§ **DIRECTIVE**:
Search the data for the word "title". Reproduce every line where it is found.

§ **MATERIAL FOR THE TASK**:

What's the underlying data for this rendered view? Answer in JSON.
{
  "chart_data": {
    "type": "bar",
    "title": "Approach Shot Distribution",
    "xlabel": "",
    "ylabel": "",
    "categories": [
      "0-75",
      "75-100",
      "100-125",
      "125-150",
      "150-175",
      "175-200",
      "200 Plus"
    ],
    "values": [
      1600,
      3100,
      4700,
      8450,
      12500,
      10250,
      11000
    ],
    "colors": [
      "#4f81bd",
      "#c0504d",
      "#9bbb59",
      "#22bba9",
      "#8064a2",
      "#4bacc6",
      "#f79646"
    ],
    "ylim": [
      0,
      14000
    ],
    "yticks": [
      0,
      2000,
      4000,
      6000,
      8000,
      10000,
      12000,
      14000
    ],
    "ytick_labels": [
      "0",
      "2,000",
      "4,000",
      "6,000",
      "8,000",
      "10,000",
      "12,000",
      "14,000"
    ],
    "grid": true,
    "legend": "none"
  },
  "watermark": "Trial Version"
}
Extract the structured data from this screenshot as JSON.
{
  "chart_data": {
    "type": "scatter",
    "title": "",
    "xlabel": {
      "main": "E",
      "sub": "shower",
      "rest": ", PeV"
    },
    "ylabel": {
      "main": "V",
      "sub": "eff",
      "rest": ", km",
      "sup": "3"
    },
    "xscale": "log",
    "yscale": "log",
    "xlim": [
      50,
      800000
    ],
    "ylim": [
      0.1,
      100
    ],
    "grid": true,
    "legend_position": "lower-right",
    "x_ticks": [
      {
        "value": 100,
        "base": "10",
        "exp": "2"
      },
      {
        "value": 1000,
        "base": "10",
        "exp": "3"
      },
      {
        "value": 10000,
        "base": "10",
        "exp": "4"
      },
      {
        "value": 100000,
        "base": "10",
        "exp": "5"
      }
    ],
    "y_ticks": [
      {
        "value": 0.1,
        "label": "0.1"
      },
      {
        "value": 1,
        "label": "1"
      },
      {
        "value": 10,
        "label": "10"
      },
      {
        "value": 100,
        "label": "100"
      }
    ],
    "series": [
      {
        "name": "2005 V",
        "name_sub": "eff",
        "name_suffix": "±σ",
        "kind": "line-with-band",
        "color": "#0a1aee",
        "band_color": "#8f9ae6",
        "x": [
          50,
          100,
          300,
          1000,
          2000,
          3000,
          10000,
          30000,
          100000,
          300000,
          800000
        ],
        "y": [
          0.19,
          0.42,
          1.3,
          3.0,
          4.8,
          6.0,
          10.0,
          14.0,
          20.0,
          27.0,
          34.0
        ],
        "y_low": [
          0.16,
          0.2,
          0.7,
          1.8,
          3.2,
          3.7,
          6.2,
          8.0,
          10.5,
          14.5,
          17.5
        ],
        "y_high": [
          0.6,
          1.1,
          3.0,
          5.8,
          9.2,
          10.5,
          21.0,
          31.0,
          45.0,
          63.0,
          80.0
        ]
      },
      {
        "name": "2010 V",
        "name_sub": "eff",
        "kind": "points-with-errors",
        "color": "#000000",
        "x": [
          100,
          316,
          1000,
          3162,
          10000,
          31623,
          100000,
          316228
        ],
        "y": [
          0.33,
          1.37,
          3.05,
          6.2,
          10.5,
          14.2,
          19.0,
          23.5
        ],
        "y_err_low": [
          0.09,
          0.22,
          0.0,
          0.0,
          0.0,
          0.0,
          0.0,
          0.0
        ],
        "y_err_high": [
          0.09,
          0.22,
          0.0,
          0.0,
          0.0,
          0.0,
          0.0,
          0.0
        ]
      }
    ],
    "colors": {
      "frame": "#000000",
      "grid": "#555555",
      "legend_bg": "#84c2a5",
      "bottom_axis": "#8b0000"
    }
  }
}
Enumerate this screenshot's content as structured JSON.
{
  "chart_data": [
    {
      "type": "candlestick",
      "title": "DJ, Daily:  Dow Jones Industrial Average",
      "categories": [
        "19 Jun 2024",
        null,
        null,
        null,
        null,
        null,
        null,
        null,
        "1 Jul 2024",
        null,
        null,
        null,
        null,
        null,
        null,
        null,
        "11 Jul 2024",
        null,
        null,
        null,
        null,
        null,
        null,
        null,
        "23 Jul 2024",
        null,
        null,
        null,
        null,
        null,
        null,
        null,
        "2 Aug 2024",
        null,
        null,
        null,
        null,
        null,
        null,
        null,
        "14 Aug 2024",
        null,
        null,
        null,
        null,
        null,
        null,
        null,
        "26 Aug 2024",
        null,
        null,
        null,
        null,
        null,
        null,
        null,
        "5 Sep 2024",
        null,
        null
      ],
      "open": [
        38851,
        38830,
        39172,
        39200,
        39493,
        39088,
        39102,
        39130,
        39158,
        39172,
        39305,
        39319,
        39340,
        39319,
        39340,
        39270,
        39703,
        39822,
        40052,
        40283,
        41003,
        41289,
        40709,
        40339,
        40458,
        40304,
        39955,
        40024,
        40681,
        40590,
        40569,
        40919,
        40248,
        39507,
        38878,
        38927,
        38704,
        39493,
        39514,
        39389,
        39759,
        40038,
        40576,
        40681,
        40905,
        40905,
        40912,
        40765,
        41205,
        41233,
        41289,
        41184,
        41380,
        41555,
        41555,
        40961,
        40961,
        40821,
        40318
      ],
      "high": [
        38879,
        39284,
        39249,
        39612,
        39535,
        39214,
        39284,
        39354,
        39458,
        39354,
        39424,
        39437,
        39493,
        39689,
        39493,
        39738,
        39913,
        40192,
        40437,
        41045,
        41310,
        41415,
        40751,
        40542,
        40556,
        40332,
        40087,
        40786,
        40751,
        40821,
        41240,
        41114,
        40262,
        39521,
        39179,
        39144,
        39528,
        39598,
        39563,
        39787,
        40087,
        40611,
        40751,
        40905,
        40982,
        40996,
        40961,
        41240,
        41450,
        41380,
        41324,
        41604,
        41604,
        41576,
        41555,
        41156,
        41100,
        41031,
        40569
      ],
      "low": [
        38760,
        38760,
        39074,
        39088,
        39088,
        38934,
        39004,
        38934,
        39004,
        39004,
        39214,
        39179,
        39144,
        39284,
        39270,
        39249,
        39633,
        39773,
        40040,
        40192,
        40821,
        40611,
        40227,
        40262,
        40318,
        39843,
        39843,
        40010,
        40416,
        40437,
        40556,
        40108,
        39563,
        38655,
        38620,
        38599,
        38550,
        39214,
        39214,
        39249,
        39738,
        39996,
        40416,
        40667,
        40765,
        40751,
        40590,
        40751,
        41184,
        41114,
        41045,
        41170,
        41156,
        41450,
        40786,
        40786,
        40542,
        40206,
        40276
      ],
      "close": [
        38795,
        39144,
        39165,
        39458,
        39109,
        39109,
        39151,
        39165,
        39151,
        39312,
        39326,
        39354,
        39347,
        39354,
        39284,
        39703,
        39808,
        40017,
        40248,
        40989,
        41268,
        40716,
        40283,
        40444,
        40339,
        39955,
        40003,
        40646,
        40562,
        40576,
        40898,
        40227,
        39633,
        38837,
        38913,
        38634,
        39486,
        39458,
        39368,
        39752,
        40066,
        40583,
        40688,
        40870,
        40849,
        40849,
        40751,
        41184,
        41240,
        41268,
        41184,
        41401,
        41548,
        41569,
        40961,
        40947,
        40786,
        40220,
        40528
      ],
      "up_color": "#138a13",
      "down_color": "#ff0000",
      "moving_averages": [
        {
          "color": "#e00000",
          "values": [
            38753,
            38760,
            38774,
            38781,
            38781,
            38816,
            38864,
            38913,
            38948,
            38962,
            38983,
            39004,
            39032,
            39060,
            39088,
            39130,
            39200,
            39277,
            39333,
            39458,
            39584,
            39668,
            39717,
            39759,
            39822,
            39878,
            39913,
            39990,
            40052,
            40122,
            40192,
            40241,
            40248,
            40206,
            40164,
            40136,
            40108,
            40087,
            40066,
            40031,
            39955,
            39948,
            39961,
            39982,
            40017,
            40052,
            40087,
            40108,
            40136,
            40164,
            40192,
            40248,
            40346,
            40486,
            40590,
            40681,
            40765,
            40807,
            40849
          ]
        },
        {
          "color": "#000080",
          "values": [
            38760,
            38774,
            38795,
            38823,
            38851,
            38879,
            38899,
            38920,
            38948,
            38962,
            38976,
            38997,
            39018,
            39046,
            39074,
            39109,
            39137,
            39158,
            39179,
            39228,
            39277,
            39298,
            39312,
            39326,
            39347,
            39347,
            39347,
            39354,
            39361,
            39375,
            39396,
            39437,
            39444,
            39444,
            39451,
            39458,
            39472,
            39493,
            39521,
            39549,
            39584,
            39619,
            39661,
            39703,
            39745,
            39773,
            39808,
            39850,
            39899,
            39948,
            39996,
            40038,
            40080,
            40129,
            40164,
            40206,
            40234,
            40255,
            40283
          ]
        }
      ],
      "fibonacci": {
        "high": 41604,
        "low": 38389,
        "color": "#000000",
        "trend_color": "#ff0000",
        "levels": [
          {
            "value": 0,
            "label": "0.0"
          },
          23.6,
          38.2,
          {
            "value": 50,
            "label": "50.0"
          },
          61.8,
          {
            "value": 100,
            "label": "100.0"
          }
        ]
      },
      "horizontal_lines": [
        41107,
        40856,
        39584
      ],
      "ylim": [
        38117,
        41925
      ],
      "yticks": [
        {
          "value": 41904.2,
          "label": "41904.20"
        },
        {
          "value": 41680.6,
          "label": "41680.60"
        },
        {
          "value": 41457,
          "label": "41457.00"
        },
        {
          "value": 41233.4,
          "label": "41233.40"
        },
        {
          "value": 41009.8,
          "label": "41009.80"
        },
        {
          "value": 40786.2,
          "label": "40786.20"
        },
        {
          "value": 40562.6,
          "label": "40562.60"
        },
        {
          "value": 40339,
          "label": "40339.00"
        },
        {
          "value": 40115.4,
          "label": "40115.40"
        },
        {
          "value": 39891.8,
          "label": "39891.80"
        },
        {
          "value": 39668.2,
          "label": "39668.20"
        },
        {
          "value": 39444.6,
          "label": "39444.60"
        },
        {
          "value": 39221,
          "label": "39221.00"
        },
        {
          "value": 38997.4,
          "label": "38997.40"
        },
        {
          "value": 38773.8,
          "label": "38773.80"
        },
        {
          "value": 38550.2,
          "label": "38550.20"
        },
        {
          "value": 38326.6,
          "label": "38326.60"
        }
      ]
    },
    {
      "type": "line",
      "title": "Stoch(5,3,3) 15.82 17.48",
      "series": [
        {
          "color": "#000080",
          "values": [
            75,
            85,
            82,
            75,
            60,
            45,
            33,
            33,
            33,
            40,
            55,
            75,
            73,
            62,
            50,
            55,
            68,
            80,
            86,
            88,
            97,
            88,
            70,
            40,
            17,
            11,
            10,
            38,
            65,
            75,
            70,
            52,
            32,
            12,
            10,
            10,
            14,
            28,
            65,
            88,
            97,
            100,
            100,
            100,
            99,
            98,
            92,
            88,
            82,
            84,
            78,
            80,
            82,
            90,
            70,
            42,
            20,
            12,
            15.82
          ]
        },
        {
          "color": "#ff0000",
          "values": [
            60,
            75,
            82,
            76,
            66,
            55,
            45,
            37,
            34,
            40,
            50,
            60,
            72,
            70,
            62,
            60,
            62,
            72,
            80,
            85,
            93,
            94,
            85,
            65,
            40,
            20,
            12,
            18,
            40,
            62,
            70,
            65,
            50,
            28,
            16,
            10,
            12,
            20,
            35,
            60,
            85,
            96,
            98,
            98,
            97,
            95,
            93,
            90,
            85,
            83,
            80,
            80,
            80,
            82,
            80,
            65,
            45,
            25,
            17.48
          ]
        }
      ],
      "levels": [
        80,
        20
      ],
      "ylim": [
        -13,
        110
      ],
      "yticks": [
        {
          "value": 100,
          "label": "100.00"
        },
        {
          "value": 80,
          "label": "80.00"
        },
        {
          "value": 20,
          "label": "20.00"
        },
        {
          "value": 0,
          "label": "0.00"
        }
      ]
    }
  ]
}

§ **RESULT**:
    "title": "Approach Shot Distribution",
    "title": "",
      "title": "DJ, Daily:  Dow Jones Industrial Average",
      "title": "Stoch(5,3,3) 15.82 17.48",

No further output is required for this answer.